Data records
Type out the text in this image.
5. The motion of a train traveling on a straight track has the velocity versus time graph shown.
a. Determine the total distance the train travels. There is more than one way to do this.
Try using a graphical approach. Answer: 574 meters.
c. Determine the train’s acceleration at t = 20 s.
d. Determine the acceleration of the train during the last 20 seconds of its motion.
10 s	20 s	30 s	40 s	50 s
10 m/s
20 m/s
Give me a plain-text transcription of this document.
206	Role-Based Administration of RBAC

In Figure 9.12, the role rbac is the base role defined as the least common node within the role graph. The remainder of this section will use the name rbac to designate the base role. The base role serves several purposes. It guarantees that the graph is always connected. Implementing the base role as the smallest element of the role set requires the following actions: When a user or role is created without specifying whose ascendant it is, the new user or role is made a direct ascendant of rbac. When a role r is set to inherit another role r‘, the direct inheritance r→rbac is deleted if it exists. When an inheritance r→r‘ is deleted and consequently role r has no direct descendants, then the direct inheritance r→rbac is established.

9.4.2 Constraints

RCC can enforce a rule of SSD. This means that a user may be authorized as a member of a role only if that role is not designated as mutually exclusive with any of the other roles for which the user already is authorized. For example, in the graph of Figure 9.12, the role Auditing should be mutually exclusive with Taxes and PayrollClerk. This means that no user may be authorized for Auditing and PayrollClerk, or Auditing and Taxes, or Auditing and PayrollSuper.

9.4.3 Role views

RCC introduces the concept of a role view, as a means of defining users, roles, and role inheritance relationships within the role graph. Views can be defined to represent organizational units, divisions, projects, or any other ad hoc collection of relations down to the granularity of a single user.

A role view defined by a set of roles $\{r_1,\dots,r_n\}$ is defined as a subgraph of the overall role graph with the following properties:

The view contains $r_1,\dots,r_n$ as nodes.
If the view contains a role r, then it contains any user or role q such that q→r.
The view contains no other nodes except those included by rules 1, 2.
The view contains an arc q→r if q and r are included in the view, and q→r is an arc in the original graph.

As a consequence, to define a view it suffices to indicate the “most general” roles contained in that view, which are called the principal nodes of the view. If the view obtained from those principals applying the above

→ **EXERCISE BRIEF**
Count the lines in the records above that hold the word "acceleration", and give only that number.

→ **EXERCISE RESULT**
2